> Instructions for the task:
Using the data beneath, show every line that includes the word "screenshot".
## START Excerpted data
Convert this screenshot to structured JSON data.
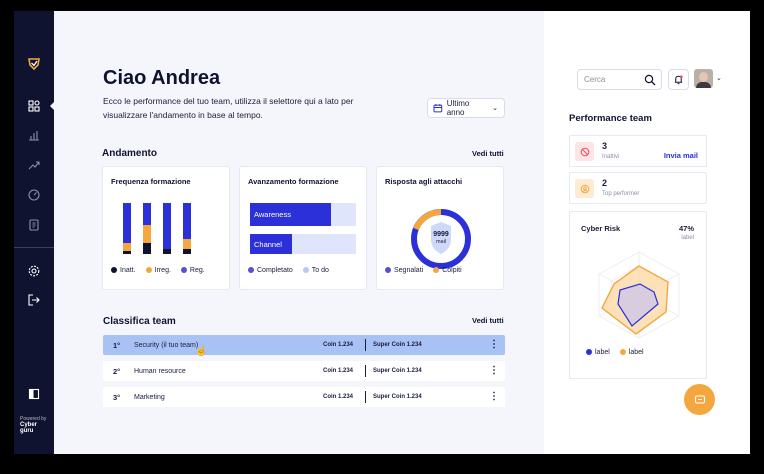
{
  "sidebar": {
    "items": [
      {
        "icon": "shield-logo-icon"
      },
      {
        "icon": "dashboard-icon"
      },
      {
        "icon": "bar-chart-icon"
      },
      {
        "icon": "trend-icon"
      },
      {
        "icon": "gauge-icon"
      },
      {
        "icon": "document-icon"
      },
      {
        "icon": "settings-icon"
      },
      {
        "icon": "logout-icon"
      },
      {
        "icon": "panel-toggle-icon"
      }
    ],
    "powered_by": "Powered by",
    "brand": "Cyber guru"
  },
  "header": {
    "greeting": "Ciao Andrea",
    "intro": "Ecco le performance del tuo team, utilizza il selettore qui a lato per visualizzare l'andamento in base al tempo.",
    "period_select": "Ultimo anno"
  },
  "andamento": {
    "title": "Andamento",
    "see_all": "Vedi tutti",
    "colors": {
      "blue": "#2b30d8",
      "orange": "#f4a73f",
      "navy": "#0f1330",
      "light": "#dfe6fb",
      "purple": "#5a4fcf"
    },
    "frequenza": {
      "title": "Frequenza formazione",
      "legend": [
        "Inatt.",
        "Irreg.",
        "Reg."
      ]
    },
    "avanzamento": {
      "title": "Avanzamento formazione",
      "bars": [
        {
          "label": "Awareness",
          "fraction": 0.76
        },
        {
          "label": "Channel",
          "fraction": 0.4
        }
      ],
      "legend": [
        "Completato",
        "To do"
      ]
    },
    "risposta": {
      "title": "Risposta agli attacchi",
      "center_value": "9999",
      "center_unit": "mail",
      "legend": [
        "Segnalati",
        "Colpiti"
      ]
    }
  },
  "classifica": {
    "title": "Classifica team",
    "see_all": "Vedi tutti",
    "rows": [
      {
        "rank": "1°",
        "name": "Security (il tuo team)",
        "coin": "Coin 1.234",
        "super": "Super Coin 1.234",
        "highlight": true
      },
      {
        "rank": "2°",
        "name": "Human resource",
        "coin": "Coin 1.234",
        "super": "Super Coin 1.234",
        "highlight": false
      },
      {
        "rank": "3°",
        "name": "Marketing",
        "coin": "Coin 1.234",
        "super": "Super Coin 1.234",
        "highlight": false
      }
    ],
    "kebab": "⋮"
  },
  "right": {
    "search_placeholder": "Cerca",
    "perf_title": "Performance team",
    "stats": [
      {
        "num": "3",
        "label": "Inattivi",
        "action": "Invia mail",
        "icon": "inactive-icon"
      },
      {
        "num": "2",
        "label": "Top performer",
        "action": "",
        "icon": "user-star-icon"
      }
    ],
    "risk": {
      "title": "Cyber Risk",
      "percent": "47%",
      "label": "label",
      "legend": [
        "label",
        "label"
      ]
    }
  }
}
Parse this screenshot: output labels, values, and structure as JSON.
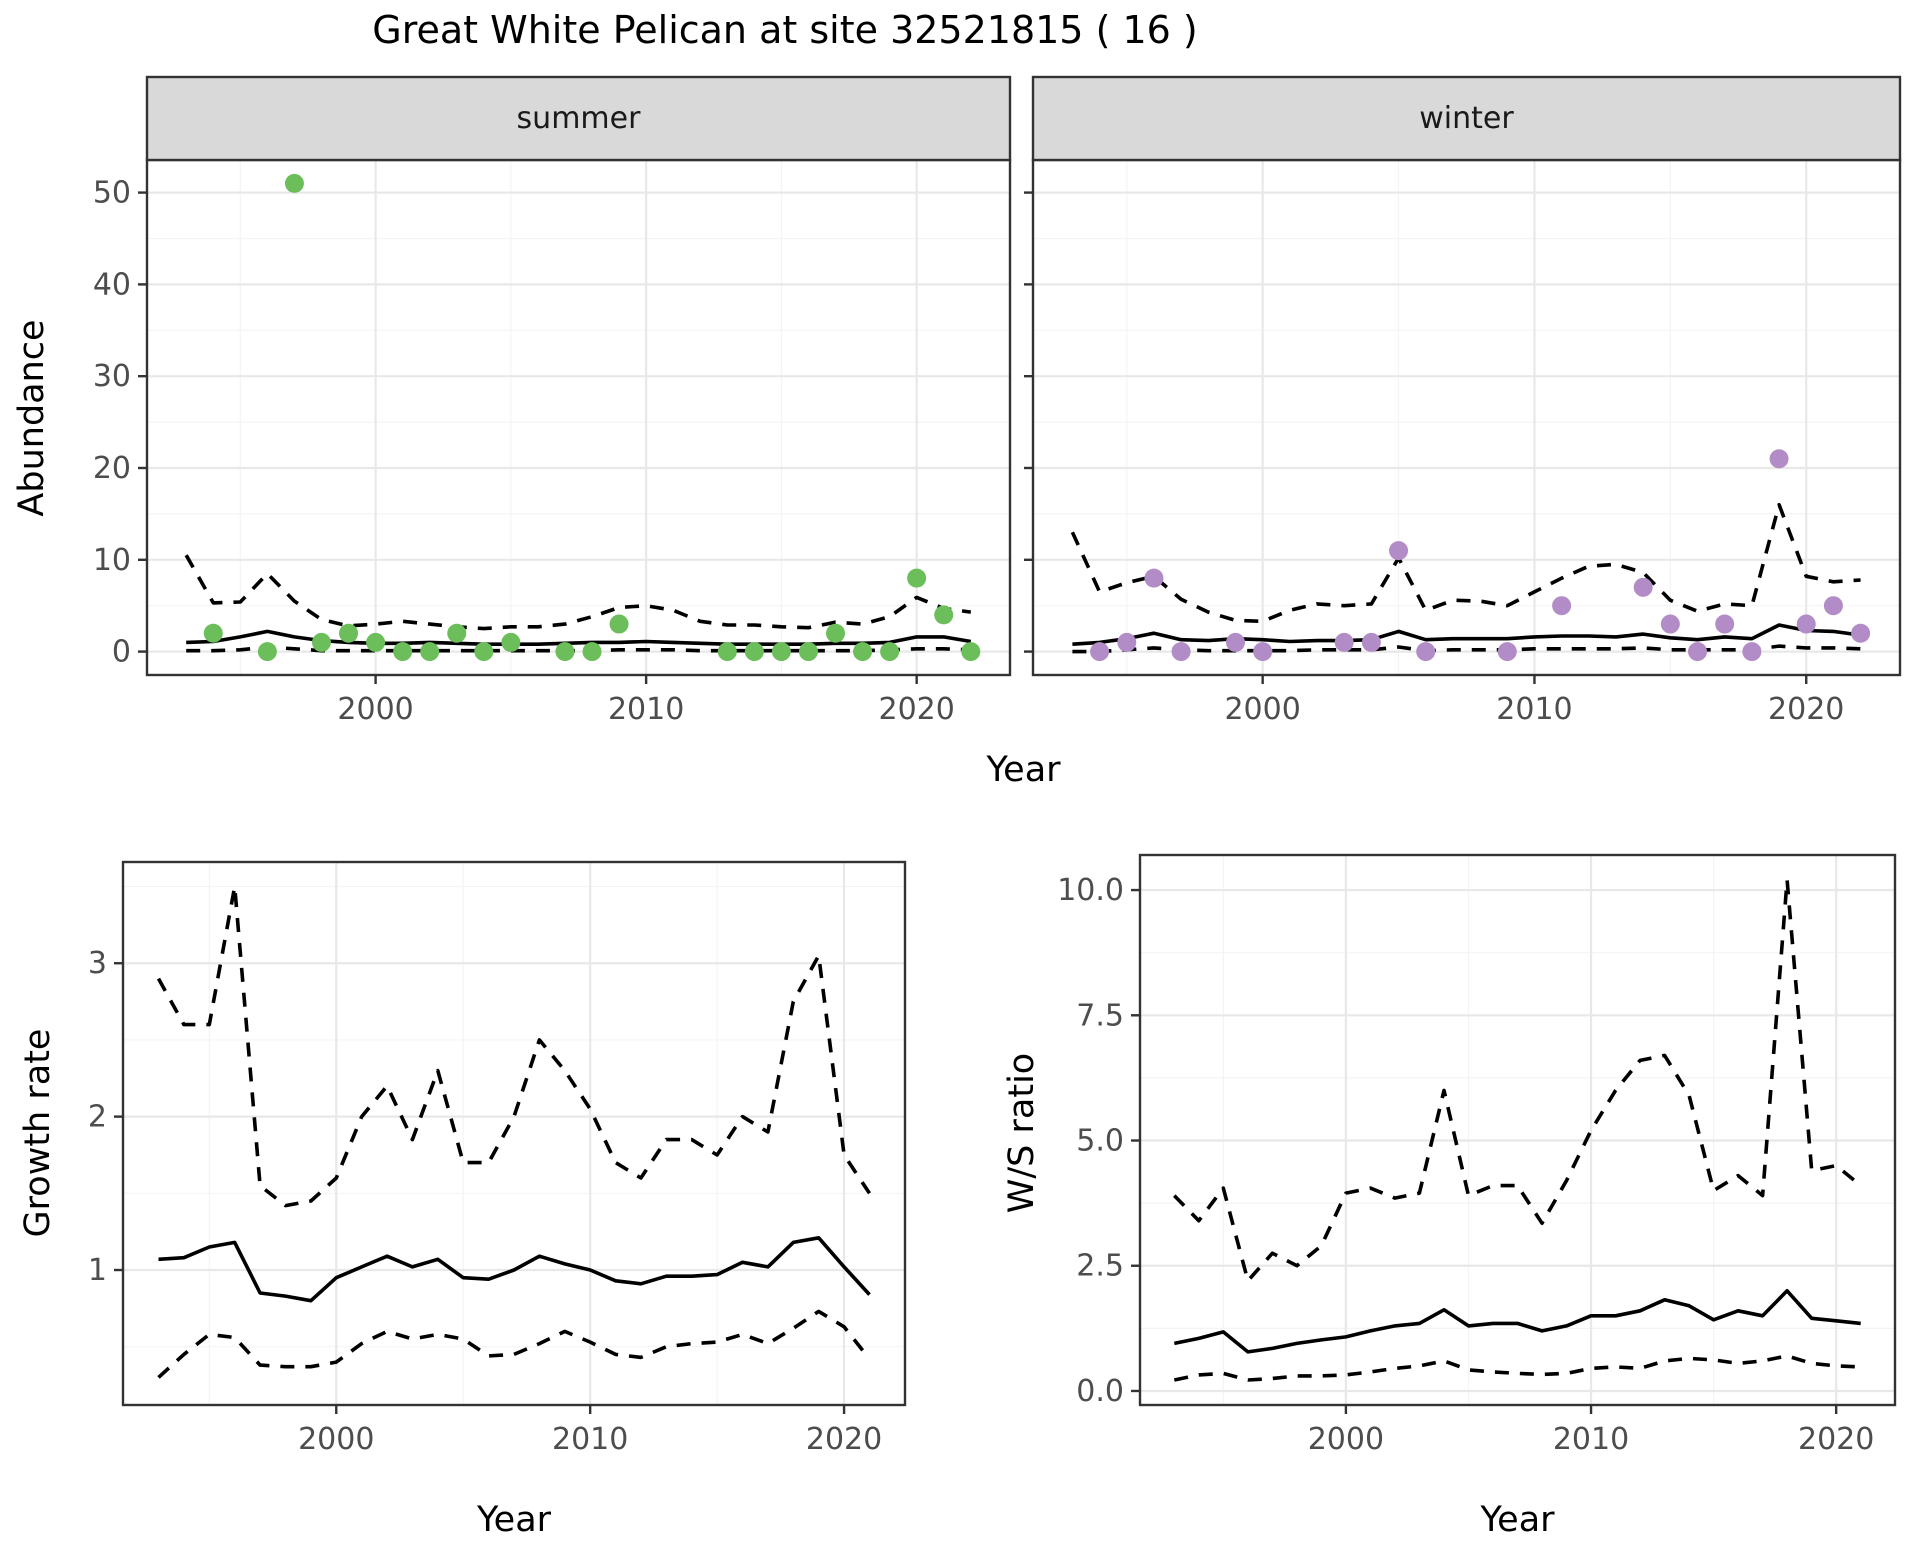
{
  "figure": {
    "title": "Great White Pelican at site 32521815 ( 16 )",
    "colors": {
      "summer_points": "#6BBE59",
      "winter_points": "#B28CC6",
      "line": "#000000",
      "strip_bg": "#D9D9D9",
      "panel_bg": "#FFFFFF",
      "grid_major": "#E8E8E8",
      "grid_minor": "#F4F4F4",
      "panel_border": "#333333",
      "tick_text": "#4D4D4D"
    }
  },
  "labels": {
    "x_axis_top": "Year",
    "x_axis_growth": "Year",
    "x_axis_ws": "Year",
    "abundance_axis": "Abundance",
    "growth_axis": "Growth rate",
    "ws_axis": "W/S ratio",
    "facet_summer": "summer",
    "facet_winter": "winter"
  },
  "chart_data": [
    {
      "id": "abundance_summer",
      "type": "scatter",
      "facet": "summer",
      "xlabel": "Year",
      "ylabel": "Abundance",
      "xlim": [
        1991.55,
        2023.45
      ],
      "ylim": [
        -2.55,
        53.55
      ],
      "xticks": [
        2000,
        2010,
        2020
      ],
      "xminor": [
        1995,
        2005,
        2015
      ],
      "yticks": [
        0,
        10,
        20,
        30,
        40,
        50
      ],
      "ytick_labels": [
        "0",
        "10",
        "20",
        "30",
        "40",
        "50"
      ],
      "yminor": [
        5,
        15,
        25,
        35,
        45
      ],
      "points": {
        "years": [
          1994,
          1996,
          1997,
          1998,
          1999,
          2000,
          2001,
          2002,
          2003,
          2004,
          2005,
          2007,
          2008,
          2009,
          2013,
          2014,
          2015,
          2016,
          2017,
          2018,
          2019,
          2020,
          2021,
          2022
        ],
        "values": [
          2,
          0,
          51,
          1,
          2,
          1,
          0,
          0,
          2,
          0,
          1,
          0,
          0,
          3,
          0,
          0,
          0,
          0,
          2,
          0,
          0,
          8,
          4,
          0
        ]
      },
      "median_line": {
        "years": [
          1993,
          1994,
          1995,
          1996,
          1997,
          1998,
          1999,
          2000,
          2001,
          2002,
          2003,
          2004,
          2005,
          2006,
          2007,
          2008,
          2009,
          2010,
          2011,
          2012,
          2013,
          2014,
          2015,
          2016,
          2017,
          2018,
          2019,
          2020,
          2021,
          2022
        ],
        "values": [
          1.0,
          1.1,
          1.6,
          2.2,
          1.6,
          1.2,
          1.0,
          0.9,
          0.9,
          1.0,
          0.9,
          0.8,
          0.8,
          0.8,
          0.9,
          1.0,
          1.0,
          1.1,
          1.0,
          0.9,
          0.8,
          0.8,
          0.8,
          0.8,
          0.9,
          0.9,
          1.0,
          1.6,
          1.6,
          1.1
        ]
      },
      "upper_ci": {
        "years": [
          1993,
          1994,
          1995,
          1996,
          1997,
          1998,
          1999,
          2000,
          2001,
          2002,
          2003,
          2004,
          2005,
          2006,
          2007,
          2008,
          2009,
          2010,
          2011,
          2012,
          2013,
          2014,
          2015,
          2016,
          2017,
          2018,
          2019,
          2020,
          2021,
          2022
        ],
        "values": [
          10.5,
          5.3,
          5.4,
          8.5,
          5.5,
          3.5,
          2.8,
          3.0,
          3.3,
          3.0,
          2.7,
          2.5,
          2.7,
          2.7,
          3.0,
          3.8,
          4.8,
          5.0,
          4.5,
          3.3,
          2.9,
          2.9,
          2.7,
          2.6,
          3.2,
          3.0,
          3.8,
          5.9,
          4.7,
          4.3
        ]
      },
      "lower_ci": {
        "years": [
          1993,
          1994,
          1995,
          1996,
          1997,
          1998,
          1999,
          2000,
          2001,
          2002,
          2003,
          2004,
          2005,
          2006,
          2007,
          2008,
          2009,
          2010,
          2011,
          2012,
          2013,
          2014,
          2015,
          2016,
          2017,
          2018,
          2019,
          2020,
          2021,
          2022
        ],
        "values": [
          0.1,
          0.1,
          0.2,
          0.5,
          0.3,
          0.1,
          0.1,
          0.1,
          0.1,
          0.1,
          0.1,
          0.1,
          0.1,
          0.1,
          0.1,
          0.1,
          0.2,
          0.2,
          0.2,
          0.1,
          0.1,
          0.1,
          0.1,
          0.1,
          0.1,
          0.1,
          0.2,
          0.3,
          0.3,
          0.2
        ]
      }
    },
    {
      "id": "abundance_winter",
      "type": "scatter",
      "facet": "winter",
      "xlabel": "Year",
      "ylabel": "Abundance",
      "xlim": [
        1991.55,
        2023.45
      ],
      "ylim": [
        -2.55,
        53.55
      ],
      "xticks": [
        2000,
        2010,
        2020
      ],
      "xminor": [
        1995,
        2005,
        2015
      ],
      "yticks": [
        0,
        10,
        20,
        30,
        40,
        50
      ],
      "ytick_labels": [
        "0",
        "10",
        "20",
        "30",
        "40",
        "50"
      ],
      "yminor": [
        5,
        15,
        25,
        35,
        45
      ],
      "points": {
        "years": [
          1994,
          1995,
          1996,
          1997,
          1999,
          2000,
          2003,
          2004,
          2005,
          2006,
          2009,
          2011,
          2014,
          2015,
          2016,
          2017,
          2018,
          2019,
          2020,
          2021,
          2022
        ],
        "values": [
          0,
          1,
          8,
          0,
          1,
          0,
          1,
          1,
          11,
          0,
          0,
          5,
          7,
          3,
          0,
          3,
          0,
          21,
          3,
          5,
          2
        ]
      },
      "median_line": {
        "years": [
          1993,
          1994,
          1995,
          1996,
          1997,
          1998,
          1999,
          2000,
          2001,
          2002,
          2003,
          2004,
          2005,
          2006,
          2007,
          2008,
          2009,
          2010,
          2011,
          2012,
          2013,
          2014,
          2015,
          2016,
          2017,
          2018,
          2019,
          2020,
          2021,
          2022
        ],
        "values": [
          0.8,
          1.0,
          1.4,
          2.0,
          1.3,
          1.2,
          1.4,
          1.3,
          1.1,
          1.2,
          1.2,
          1.3,
          2.2,
          1.3,
          1.4,
          1.4,
          1.4,
          1.6,
          1.7,
          1.7,
          1.6,
          1.9,
          1.5,
          1.3,
          1.6,
          1.4,
          2.9,
          2.3,
          2.2,
          1.8
        ]
      },
      "upper_ci": {
        "years": [
          1993,
          1994,
          1995,
          1996,
          1997,
          1998,
          1999,
          2000,
          2001,
          2002,
          2003,
          2004,
          2005,
          2006,
          2007,
          2008,
          2009,
          2010,
          2011,
          2012,
          2013,
          2014,
          2015,
          2016,
          2017,
          2018,
          2019,
          2020,
          2021,
          2022
        ],
        "values": [
          13,
          6.5,
          7.5,
          8.2,
          5.7,
          4.3,
          3.4,
          3.3,
          4.5,
          5.2,
          5.0,
          5.2,
          10.2,
          4.5,
          5.6,
          5.5,
          5.0,
          6.5,
          8.0,
          9.3,
          9.5,
          8.6,
          5.6,
          4.4,
          5.2,
          5.0,
          16.0,
          8.2,
          7.6,
          7.8
        ]
      },
      "lower_ci": {
        "years": [
          1993,
          1994,
          1995,
          1996,
          1997,
          1998,
          1999,
          2000,
          2001,
          2002,
          2003,
          2004,
          2005,
          2006,
          2007,
          2008,
          2009,
          2010,
          2011,
          2012,
          2013,
          2014,
          2015,
          2016,
          2017,
          2018,
          2019,
          2020,
          2021,
          2022
        ],
        "values": [
          0,
          0,
          0.2,
          0.4,
          0.2,
          0.1,
          0.1,
          0.1,
          0.1,
          0.2,
          0.2,
          0.2,
          0.5,
          0.1,
          0.2,
          0.2,
          0.2,
          0.3,
          0.3,
          0.3,
          0.3,
          0.4,
          0.2,
          0.2,
          0.2,
          0.2,
          0.6,
          0.4,
          0.4,
          0.3
        ]
      }
    },
    {
      "id": "growth_rate",
      "type": "line",
      "xlabel": "Year",
      "ylabel": "Growth rate",
      "xlim": [
        1991.6,
        2022.4
      ],
      "ylim": [
        0.12,
        3.66
      ],
      "xticks": [
        2000,
        2010,
        2020
      ],
      "xminor": [
        1995,
        2005,
        2015
      ],
      "yticks": [
        1,
        2,
        3
      ],
      "ytick_labels": [
        "1",
        "2",
        "3"
      ],
      "yminor": [
        0.5,
        1.5,
        2.5,
        3.5
      ],
      "median_line": {
        "years": [
          1993,
          1994,
          1995,
          1996,
          1997,
          1998,
          1999,
          2000,
          2001,
          2002,
          2003,
          2004,
          2005,
          2006,
          2007,
          2008,
          2009,
          2010,
          2011,
          2012,
          2013,
          2014,
          2015,
          2016,
          2017,
          2018,
          2019,
          2020,
          2021
        ],
        "values": [
          1.07,
          1.08,
          1.15,
          1.18,
          0.85,
          0.83,
          0.8,
          0.95,
          1.02,
          1.09,
          1.02,
          1.07,
          0.95,
          0.94,
          1.0,
          1.09,
          1.04,
          1.0,
          0.93,
          0.91,
          0.96,
          0.96,
          0.97,
          1.05,
          1.02,
          1.18,
          1.21,
          1.02,
          0.84
        ]
      },
      "upper_ci": {
        "years": [
          1993,
          1994,
          1995,
          1996,
          1997,
          1998,
          1999,
          2000,
          2001,
          2002,
          2003,
          2004,
          2005,
          2006,
          2007,
          2008,
          2009,
          2010,
          2011,
          2012,
          2013,
          2014,
          2015,
          2016,
          2017,
          2018,
          2019,
          2020,
          2021
        ],
        "values": [
          2.9,
          2.6,
          2.6,
          3.5,
          1.55,
          1.42,
          1.45,
          1.6,
          2.0,
          2.2,
          1.85,
          2.3,
          1.7,
          1.7,
          2.0,
          2.5,
          2.3,
          2.05,
          1.7,
          1.6,
          1.85,
          1.85,
          1.75,
          2.0,
          1.9,
          2.75,
          3.05,
          1.75,
          1.5
        ]
      },
      "lower_ci": {
        "years": [
          1993,
          1994,
          1995,
          1996,
          1997,
          1998,
          1999,
          2000,
          2001,
          2002,
          2003,
          2004,
          2005,
          2006,
          2007,
          2008,
          2009,
          2010,
          2011,
          2012,
          2013,
          2014,
          2015,
          2016,
          2017,
          2018,
          2019,
          2020,
          2021
        ],
        "values": [
          0.3,
          0.45,
          0.58,
          0.56,
          0.38,
          0.37,
          0.37,
          0.4,
          0.52,
          0.6,
          0.55,
          0.58,
          0.55,
          0.44,
          0.45,
          0.52,
          0.6,
          0.53,
          0.45,
          0.43,
          0.5,
          0.52,
          0.53,
          0.58,
          0.52,
          0.62,
          0.73,
          0.63,
          0.42
        ]
      }
    },
    {
      "id": "ws_ratio",
      "type": "line",
      "xlabel": "Year",
      "ylabel": "W/S ratio",
      "xlim": [
        1991.6,
        2022.4
      ],
      "ylim": [
        -0.28,
        10.7
      ],
      "xticks": [
        2000,
        2010,
        2020
      ],
      "xminor": [
        1995,
        2005,
        2015
      ],
      "yticks": [
        0,
        2.5,
        5,
        7.5,
        10
      ],
      "ytick_labels": [
        "0.0",
        "2.5",
        "5.0",
        "7.5",
        "10.0"
      ],
      "yminor": [
        1.25,
        3.75,
        6.25,
        8.75
      ],
      "median_line": {
        "years": [
          1993,
          1994,
          1995,
          1996,
          1997,
          1998,
          1999,
          2000,
          2001,
          2002,
          2003,
          2004,
          2005,
          2006,
          2007,
          2008,
          2009,
          2010,
          2011,
          2012,
          2013,
          2014,
          2015,
          2016,
          2017,
          2018,
          2019,
          2020,
          2021
        ],
        "values": [
          0.95,
          1.05,
          1.18,
          0.78,
          0.85,
          0.95,
          1.02,
          1.08,
          1.2,
          1.3,
          1.35,
          1.62,
          1.3,
          1.35,
          1.35,
          1.2,
          1.3,
          1.5,
          1.5,
          1.6,
          1.82,
          1.7,
          1.42,
          1.6,
          1.5,
          2.0,
          1.45,
          1.4,
          1.35
        ]
      },
      "upper_ci": {
        "years": [
          1993,
          1994,
          1995,
          1996,
          1997,
          1998,
          1999,
          2000,
          2001,
          2002,
          2003,
          2004,
          2005,
          2006,
          2007,
          2008,
          2009,
          2010,
          2011,
          2012,
          2013,
          2014,
          2015,
          2016,
          2017,
          2018,
          2019,
          2020,
          2021
        ],
        "values": [
          3.9,
          3.4,
          4.05,
          2.2,
          2.75,
          2.5,
          2.9,
          3.95,
          4.05,
          3.85,
          3.95,
          6.0,
          3.9,
          4.1,
          4.1,
          3.35,
          4.2,
          5.2,
          6.0,
          6.6,
          6.7,
          5.9,
          4.0,
          4.3,
          3.9,
          10.2,
          4.4,
          4.5,
          4.1
        ]
      },
      "lower_ci": {
        "years": [
          1993,
          1994,
          1995,
          1996,
          1997,
          1998,
          1999,
          2000,
          2001,
          2002,
          2003,
          2004,
          2005,
          2006,
          2007,
          2008,
          2009,
          2010,
          2011,
          2012,
          2013,
          2014,
          2015,
          2016,
          2017,
          2018,
          2019,
          2020,
          2021
        ],
        "values": [
          0.22,
          0.32,
          0.35,
          0.22,
          0.25,
          0.3,
          0.3,
          0.32,
          0.38,
          0.45,
          0.5,
          0.6,
          0.42,
          0.38,
          0.35,
          0.33,
          0.35,
          0.45,
          0.48,
          0.45,
          0.6,
          0.65,
          0.62,
          0.55,
          0.6,
          0.7,
          0.55,
          0.5,
          0.48
        ]
      }
    }
  ]
}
## END Excerpted data
> Solution for this exercise:
Convert this screenshot to structured JSON data.
Parse this screenshot: output labels, values, and structure as JSON.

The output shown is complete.